**AIM:**
Take each line that has the word "share" and return it.

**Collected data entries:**
——————
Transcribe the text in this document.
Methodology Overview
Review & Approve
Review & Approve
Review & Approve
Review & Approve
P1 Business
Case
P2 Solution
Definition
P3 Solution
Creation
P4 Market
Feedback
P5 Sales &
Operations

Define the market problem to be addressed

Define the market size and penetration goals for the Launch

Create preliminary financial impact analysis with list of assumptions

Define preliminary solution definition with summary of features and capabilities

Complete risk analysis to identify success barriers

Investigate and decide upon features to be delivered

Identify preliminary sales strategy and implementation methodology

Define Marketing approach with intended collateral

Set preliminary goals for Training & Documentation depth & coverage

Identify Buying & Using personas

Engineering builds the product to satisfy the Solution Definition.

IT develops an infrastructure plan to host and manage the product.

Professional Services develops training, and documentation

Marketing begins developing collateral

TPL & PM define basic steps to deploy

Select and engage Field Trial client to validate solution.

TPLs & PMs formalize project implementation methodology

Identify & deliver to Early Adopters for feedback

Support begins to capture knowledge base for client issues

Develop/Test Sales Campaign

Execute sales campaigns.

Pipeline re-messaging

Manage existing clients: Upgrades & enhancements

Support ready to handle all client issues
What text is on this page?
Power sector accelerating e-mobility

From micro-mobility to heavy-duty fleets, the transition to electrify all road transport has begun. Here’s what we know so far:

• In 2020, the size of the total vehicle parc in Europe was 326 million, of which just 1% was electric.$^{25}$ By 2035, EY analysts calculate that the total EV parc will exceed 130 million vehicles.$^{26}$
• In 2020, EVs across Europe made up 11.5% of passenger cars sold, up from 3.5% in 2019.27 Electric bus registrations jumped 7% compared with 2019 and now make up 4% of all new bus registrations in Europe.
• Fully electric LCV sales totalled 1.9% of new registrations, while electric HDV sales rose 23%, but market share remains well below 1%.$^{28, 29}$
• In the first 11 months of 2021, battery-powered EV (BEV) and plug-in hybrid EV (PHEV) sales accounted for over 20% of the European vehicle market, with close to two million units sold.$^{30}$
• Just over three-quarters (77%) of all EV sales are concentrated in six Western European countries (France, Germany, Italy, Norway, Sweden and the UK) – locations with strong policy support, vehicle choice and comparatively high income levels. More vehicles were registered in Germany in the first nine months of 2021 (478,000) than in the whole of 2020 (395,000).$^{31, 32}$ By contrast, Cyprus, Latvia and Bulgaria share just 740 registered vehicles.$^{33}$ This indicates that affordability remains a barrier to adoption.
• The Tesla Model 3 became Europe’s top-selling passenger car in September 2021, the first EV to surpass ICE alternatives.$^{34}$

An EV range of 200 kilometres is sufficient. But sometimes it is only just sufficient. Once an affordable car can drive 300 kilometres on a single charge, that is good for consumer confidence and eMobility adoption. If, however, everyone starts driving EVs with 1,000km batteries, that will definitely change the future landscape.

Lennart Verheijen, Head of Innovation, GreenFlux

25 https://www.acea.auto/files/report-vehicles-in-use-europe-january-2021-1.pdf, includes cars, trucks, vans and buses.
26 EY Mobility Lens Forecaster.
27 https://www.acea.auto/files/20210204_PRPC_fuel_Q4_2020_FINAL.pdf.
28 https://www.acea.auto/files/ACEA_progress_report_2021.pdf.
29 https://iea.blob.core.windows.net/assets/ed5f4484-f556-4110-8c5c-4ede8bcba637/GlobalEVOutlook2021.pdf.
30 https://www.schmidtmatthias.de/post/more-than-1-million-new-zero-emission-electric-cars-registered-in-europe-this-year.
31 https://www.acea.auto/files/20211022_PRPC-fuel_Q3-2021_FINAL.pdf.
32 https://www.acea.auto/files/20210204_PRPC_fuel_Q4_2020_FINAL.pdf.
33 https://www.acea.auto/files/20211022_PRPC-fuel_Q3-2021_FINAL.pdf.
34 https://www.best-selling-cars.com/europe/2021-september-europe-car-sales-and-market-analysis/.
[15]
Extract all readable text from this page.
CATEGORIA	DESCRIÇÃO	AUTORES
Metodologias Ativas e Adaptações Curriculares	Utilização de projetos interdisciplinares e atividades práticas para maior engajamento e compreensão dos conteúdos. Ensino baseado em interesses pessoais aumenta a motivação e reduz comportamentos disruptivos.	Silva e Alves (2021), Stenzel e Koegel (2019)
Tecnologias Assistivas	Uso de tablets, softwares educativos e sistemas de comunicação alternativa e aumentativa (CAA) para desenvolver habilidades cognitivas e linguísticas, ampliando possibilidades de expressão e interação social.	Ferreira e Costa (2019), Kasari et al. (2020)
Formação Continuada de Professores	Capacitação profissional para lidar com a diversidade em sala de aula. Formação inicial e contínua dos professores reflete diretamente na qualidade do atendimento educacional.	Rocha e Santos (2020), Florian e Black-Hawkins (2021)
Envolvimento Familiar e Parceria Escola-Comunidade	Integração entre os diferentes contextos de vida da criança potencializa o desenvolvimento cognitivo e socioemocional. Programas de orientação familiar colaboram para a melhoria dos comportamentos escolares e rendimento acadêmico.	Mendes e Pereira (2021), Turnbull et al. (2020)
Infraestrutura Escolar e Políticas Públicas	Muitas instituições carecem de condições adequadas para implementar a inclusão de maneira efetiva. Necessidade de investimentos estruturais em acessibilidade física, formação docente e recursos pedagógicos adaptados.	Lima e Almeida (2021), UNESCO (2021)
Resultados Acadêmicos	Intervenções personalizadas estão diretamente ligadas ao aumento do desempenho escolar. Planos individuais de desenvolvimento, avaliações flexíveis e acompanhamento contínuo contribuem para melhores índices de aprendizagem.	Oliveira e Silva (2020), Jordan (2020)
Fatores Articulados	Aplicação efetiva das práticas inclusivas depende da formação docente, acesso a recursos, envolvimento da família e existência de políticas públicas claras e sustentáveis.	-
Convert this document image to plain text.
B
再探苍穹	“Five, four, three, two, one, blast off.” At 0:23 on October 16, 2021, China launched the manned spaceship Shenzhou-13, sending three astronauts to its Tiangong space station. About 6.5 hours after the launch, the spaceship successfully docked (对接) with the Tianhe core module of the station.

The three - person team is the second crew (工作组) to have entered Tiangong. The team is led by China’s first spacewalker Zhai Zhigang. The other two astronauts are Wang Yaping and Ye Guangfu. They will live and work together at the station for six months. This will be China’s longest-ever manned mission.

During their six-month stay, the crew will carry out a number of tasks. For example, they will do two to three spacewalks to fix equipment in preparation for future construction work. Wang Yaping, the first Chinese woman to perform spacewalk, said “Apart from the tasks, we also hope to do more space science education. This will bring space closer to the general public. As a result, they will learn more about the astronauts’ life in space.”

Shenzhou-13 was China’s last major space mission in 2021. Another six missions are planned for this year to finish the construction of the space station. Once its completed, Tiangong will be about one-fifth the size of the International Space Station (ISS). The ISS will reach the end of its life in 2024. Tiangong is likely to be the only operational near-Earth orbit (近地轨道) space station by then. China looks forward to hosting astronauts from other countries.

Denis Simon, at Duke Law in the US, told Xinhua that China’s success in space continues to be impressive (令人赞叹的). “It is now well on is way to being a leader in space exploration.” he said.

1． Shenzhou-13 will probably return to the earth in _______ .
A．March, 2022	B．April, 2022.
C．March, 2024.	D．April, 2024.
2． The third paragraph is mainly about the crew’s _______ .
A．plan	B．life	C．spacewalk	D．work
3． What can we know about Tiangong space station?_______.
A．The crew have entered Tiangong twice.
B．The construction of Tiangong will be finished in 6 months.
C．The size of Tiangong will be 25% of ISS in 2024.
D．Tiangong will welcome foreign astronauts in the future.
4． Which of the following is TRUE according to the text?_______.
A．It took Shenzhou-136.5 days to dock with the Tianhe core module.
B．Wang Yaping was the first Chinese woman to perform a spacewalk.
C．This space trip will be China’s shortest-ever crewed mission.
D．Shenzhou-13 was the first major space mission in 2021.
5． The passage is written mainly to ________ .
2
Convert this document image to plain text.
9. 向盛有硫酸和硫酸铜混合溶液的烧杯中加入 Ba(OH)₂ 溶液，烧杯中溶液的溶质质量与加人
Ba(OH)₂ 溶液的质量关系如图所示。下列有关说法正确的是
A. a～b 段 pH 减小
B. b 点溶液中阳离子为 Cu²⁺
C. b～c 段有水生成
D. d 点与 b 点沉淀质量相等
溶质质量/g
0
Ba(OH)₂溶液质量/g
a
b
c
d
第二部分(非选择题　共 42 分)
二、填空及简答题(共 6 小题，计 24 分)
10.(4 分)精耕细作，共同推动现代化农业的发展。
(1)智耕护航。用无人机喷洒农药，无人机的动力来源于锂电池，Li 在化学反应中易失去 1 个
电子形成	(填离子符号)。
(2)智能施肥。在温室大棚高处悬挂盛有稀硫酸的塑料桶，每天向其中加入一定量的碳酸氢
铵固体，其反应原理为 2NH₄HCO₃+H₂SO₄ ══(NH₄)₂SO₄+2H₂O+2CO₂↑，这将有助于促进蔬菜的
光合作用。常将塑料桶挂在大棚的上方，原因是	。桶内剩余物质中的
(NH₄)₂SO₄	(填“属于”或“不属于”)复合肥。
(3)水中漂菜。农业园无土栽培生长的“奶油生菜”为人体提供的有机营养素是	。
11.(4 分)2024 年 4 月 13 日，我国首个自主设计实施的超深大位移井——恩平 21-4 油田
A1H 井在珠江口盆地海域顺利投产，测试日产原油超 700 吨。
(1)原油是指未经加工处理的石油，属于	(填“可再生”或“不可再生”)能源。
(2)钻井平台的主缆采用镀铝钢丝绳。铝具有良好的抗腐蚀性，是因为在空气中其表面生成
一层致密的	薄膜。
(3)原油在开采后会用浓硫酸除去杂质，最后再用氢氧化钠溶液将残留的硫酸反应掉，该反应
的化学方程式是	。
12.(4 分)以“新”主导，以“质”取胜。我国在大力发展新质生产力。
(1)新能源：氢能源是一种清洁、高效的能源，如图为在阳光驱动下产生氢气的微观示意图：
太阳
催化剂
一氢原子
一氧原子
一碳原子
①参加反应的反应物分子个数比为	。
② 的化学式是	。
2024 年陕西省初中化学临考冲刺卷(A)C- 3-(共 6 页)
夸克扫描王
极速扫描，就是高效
——————
**RESULT:**
• Fully electric LCV sales totalled 1.9% of new registrations, while electric HDV sales rose 23%, but market share remains well below 1%.$^{28, 29}$
• Just over three-quarters (77%) of all EV sales are concentrated in six Western European countries (France, Germany, Italy, Norway, Sweden and the UK) – locations with strong policy support, vehicle choice and comparatively high income levels. More vehicles were registered in Germany in the first nine months of 2021 (478,000) than in the whole of 2020 (395,000).$^{31, 32}$ By contrast, Cyprus, Latvia and Bulgaria share just 740 registered vehicles.$^{33}$ This indicates that affordability remains a barrier to adoption.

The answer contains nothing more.